_TASK TO CARRY OUT_:
For each line of the data below that holds "status", copy the line.

──────────

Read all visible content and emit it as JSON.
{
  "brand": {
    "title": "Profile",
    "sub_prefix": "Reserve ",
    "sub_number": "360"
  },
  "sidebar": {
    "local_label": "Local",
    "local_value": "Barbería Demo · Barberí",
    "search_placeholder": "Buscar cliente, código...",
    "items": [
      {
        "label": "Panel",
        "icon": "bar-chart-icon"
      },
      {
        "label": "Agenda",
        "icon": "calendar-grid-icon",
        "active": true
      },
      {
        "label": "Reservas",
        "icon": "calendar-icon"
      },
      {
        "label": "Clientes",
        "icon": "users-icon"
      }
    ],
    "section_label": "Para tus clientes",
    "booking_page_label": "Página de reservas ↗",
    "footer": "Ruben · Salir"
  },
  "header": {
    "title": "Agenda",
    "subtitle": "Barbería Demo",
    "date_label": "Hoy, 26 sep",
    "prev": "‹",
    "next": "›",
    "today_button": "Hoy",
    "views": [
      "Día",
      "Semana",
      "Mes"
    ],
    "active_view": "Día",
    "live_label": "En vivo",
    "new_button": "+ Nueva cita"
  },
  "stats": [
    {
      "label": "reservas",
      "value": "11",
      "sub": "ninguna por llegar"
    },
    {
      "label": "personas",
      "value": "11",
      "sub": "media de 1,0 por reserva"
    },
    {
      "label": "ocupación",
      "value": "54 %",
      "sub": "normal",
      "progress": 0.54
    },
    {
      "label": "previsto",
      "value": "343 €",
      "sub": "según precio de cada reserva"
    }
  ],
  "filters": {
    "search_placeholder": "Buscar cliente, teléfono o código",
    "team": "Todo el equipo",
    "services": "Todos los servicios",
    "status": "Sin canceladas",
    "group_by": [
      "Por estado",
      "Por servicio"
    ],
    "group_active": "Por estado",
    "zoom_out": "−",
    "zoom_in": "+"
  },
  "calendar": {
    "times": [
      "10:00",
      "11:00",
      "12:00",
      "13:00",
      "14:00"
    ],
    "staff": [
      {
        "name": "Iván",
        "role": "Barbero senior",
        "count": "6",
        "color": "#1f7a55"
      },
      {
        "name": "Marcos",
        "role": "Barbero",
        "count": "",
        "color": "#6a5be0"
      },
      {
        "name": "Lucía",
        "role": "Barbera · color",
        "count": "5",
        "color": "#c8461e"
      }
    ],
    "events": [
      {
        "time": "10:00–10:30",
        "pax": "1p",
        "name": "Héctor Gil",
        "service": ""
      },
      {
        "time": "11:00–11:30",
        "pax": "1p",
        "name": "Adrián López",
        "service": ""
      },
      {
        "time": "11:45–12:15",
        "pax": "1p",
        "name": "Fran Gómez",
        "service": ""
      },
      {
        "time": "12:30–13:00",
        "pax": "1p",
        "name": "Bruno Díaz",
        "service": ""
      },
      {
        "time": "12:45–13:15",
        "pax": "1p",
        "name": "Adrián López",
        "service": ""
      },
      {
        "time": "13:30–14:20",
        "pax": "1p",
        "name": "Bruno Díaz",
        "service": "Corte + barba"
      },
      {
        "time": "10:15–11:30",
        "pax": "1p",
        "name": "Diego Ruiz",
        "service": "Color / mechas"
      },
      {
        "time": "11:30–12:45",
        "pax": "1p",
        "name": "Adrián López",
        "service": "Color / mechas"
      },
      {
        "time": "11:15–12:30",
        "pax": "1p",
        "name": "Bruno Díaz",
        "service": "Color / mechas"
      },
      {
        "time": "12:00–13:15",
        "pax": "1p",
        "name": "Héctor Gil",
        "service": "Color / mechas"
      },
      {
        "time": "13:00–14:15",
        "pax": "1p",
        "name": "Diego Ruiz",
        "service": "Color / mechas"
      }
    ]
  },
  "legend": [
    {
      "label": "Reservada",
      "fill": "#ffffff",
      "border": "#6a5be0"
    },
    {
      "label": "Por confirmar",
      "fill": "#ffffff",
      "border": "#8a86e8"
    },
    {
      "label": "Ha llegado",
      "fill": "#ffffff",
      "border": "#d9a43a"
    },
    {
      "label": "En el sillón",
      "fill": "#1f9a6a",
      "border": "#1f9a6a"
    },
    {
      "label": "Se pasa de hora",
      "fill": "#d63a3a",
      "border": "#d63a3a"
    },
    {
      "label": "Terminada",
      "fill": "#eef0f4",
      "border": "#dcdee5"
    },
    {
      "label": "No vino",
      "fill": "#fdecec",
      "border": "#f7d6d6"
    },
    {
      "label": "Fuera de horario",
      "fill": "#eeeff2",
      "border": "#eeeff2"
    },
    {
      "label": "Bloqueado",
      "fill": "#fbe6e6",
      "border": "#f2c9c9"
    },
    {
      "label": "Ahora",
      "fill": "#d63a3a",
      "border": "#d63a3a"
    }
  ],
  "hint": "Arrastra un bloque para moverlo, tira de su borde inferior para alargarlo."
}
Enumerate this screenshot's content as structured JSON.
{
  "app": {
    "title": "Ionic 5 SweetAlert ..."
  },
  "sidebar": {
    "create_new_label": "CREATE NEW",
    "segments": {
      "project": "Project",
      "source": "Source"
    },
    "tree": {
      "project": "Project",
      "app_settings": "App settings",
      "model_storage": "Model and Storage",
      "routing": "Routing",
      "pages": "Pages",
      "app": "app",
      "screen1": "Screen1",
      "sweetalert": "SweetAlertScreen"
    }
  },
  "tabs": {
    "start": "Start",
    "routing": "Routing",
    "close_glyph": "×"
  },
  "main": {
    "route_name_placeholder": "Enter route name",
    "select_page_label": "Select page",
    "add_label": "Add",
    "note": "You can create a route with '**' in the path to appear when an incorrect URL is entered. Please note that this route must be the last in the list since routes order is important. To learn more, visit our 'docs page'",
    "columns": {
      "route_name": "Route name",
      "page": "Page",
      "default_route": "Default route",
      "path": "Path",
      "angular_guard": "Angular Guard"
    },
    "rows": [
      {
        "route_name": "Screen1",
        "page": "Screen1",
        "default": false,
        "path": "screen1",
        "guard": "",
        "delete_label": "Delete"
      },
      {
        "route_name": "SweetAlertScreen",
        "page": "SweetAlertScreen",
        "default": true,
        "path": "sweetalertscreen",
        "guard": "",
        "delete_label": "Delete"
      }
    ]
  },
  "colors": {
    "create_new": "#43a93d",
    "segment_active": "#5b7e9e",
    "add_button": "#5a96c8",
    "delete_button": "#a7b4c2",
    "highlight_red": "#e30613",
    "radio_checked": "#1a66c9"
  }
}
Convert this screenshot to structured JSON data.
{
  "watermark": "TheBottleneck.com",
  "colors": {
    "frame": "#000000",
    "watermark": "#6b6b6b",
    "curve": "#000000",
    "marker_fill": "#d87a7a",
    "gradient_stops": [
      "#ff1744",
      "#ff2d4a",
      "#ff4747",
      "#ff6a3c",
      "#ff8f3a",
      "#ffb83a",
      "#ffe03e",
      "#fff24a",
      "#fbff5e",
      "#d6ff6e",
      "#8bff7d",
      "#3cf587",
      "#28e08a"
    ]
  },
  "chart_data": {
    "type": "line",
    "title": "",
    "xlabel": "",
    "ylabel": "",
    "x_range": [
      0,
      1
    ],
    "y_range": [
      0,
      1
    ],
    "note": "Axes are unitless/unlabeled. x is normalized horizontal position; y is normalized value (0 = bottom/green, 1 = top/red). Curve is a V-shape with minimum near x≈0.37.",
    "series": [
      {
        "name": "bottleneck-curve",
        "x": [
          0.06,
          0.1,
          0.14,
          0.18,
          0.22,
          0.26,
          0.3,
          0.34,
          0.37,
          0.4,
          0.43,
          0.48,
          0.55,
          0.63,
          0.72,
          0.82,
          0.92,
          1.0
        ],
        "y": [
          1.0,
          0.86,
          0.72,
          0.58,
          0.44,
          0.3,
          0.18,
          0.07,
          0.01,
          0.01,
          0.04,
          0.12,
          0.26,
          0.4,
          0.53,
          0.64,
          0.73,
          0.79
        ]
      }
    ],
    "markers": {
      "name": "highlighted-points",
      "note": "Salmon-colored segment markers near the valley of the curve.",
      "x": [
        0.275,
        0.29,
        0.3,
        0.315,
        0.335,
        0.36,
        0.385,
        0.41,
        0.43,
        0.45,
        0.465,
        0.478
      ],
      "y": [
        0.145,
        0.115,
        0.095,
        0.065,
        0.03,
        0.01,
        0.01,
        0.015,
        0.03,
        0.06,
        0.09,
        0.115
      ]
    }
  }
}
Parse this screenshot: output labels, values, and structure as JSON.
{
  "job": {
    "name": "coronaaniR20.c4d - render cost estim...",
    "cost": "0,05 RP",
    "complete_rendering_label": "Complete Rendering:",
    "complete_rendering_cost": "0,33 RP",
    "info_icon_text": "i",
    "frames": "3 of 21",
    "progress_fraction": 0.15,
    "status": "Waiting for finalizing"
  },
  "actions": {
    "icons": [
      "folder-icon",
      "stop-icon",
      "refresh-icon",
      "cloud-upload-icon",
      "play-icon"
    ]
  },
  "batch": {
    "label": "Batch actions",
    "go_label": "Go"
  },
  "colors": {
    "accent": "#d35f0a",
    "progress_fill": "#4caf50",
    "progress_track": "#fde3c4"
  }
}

──────────

_ANSWER TO THE TASK_:
    "status": "Sin canceladas",
    "status": "Waiting for finalizing"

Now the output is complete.